> **Given entries**
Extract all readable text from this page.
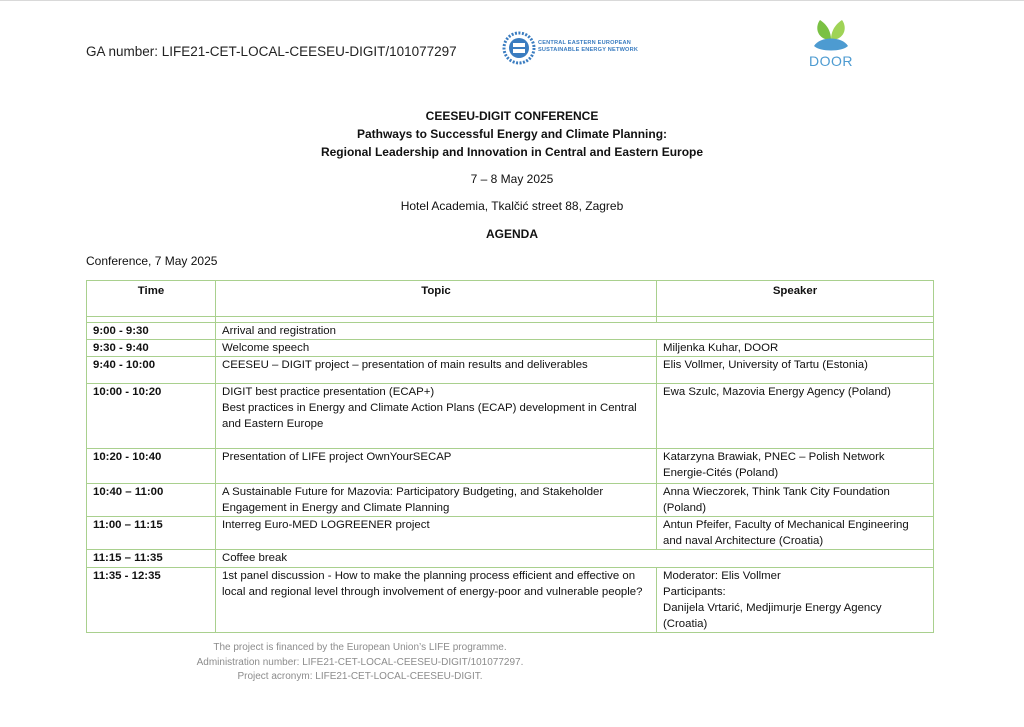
GA number: LIFE21-CET-LOCAL-CEESEU-DIGIT/101077297
CENTRAL EASTERN EUROPEAN SUSTAINABLE ENERGY NETWORK
DOOR
CEESEU-DIGIT CONFERENCE
Pathways to Successful Energy and Climate Planning:
Regional Leadership and Innovation in Central and Eastern Europe
7 – 8 May 2025
Hotel Academia, Tkalčić street 88, Zagreb
AGENDA
Conference, 7 May 2025
Time	Topic	Speaker

9:00 - 9:30	Arrival and registration	
9:30 - 9:40	Welcome speech	Miljenka Kuhar, DOOR
9:40 - 10:00	CEESEU – DIGIT project – presentation of main results and deliverables	Elis Vollmer, University of Tartu (Estonia)
10:00 - 10:20	DIGIT best practice presentation (ECAP+)
Best practices in Energy and Climate Action Plans (ECAP) development in Central and Eastern Europe	Ewa Szulc, Mazovia Energy Agency (Poland)
10:20 - 10:40	Presentation of LIFE project OwnYourSECAP	Katarzyna Brawiak, PNEC – Polish Network Energie-Cités (Poland)
10:40 – 11:00	A Sustainable Future for Mazovia: Participatory Budgeting, and Stakeholder Engagement in Energy and Climate Planning	Anna Wieczorek, Think Tank City Foundation (Poland)
11:00 – 11:15	Interreg Euro-MED LOGREENER project	Antun Pfeifer, Faculty of Mechanical Engineering and naval Architecture (Croatia)
11:15 – 11:35	Coffee break	
11:35 - 12:35	1st panel discussion - How to make the planning process efficient and effective on local and regional level through involvement of energy-poor and vulnerable people?	Moderator: Elis Vollmer
Participants:
Danijela Vrtarić, Medjimurje Energy Agency (Croatia)
The project is financed by the European Union’s LIFE programme.
Administration number: LIFE21-CET-LOCAL-CEESEU-DIGIT/101077297.
Project acronym: LIFE21-CET-LOCAL-CEESEU-DIGIT.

> **Work instructions**
Transcribe the whole listing, character for character, but not its images.

> **Task solution**
Extract all readable text from this page.
GA number: LIFE21-CET-LOCAL-CEESEU-DIGIT/101077297
CENTRAL EASTERN EUROPEAN SUSTAINABLE ENERGY NETWORK
DOOR
CEESEU-DIGIT CONFERENCE
Pathways to Successful Energy and Climate Planning:
Regional Leadership and Innovation in Central and Eastern Europe
7 – 8 May 2025
Hotel Academia, Tkalčić street 88, Zagreb
AGENDA
Conference, 7 May 2025
Time	Topic	Speaker

9:00 - 9:30	Arrival and registration	
9:30 - 9:40	Welcome speech	Miljenka Kuhar, DOOR
9:40 - 10:00	CEESEU – DIGIT project – presentation of main results and deliverables	Elis Vollmer, University of Tartu (Estonia)
10:00 - 10:20	DIGIT best practice presentation (ECAP+)
Best practices in Energy and Climate Action Plans (ECAP) development in Central and Eastern Europe	Ewa Szulc, Mazovia Energy Agency (Poland)
10:20 - 10:40	Presentation of LIFE project OwnYourSECAP	Katarzyna Brawiak, PNEC – Polish Network Energie-Cités (Poland)
10:40 – 11:00	A Sustainable Future for Mazovia: Participatory Budgeting, and Stakeholder Engagement in Energy and Climate Planning	Anna Wieczorek, Think Tank City Foundation (Poland)
11:00 – 11:15	Interreg Euro-MED LOGREENER project	Antun Pfeifer, Faculty of Mechanical Engineering and naval Architecture (Croatia)
11:15 – 11:35	Coffee break	
11:35 - 12:35	1st panel discussion - How to make the planning process efficient and effective on local and regional level through involvement of energy-poor and vulnerable people?	Moderator: Elis Vollmer
Participants:
Danijela Vrtarić, Medjimurje Energy Agency (Croatia)
The project is financed by the European Union’s LIFE programme.
Administration number: LIFE21-CET-LOCAL-CEESEU-DIGIT/101077297.
Project acronym: LIFE21-CET-LOCAL-CEESEU-DIGIT.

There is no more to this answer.